## Your task
Copy each line below in which the word "已知函数f" occurs.

## Data extract
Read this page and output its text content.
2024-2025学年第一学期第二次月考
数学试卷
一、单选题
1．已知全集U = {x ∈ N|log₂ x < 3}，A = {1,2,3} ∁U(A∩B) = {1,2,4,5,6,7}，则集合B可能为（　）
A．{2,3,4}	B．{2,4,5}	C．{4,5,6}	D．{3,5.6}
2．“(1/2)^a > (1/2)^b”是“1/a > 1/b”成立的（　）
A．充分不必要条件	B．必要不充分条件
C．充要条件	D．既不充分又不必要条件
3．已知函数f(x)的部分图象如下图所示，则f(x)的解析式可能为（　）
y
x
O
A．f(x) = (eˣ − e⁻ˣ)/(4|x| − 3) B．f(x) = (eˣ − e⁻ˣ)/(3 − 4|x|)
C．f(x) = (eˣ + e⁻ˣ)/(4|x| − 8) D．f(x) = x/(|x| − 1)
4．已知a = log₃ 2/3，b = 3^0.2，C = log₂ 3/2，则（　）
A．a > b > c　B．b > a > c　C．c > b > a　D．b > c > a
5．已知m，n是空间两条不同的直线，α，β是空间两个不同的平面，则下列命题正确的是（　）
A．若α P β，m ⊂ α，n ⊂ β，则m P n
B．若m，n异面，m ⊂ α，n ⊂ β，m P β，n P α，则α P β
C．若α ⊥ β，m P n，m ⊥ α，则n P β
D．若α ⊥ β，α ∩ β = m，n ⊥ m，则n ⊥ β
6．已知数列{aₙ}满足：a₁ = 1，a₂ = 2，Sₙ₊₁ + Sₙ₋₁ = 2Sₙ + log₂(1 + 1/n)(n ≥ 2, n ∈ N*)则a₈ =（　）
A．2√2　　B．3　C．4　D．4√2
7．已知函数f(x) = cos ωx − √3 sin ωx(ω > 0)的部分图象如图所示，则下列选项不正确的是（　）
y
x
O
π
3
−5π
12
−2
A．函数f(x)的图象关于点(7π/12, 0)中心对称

## Right answer
3．已知函数f(x)的部分图象如下图所示，则f(x)的解析式可能为（　）
7．已知函数f(x) = cos ωx − √3 sin ωx(ω > 0)的部分图象如图所示，则下列选项不正确的是（　）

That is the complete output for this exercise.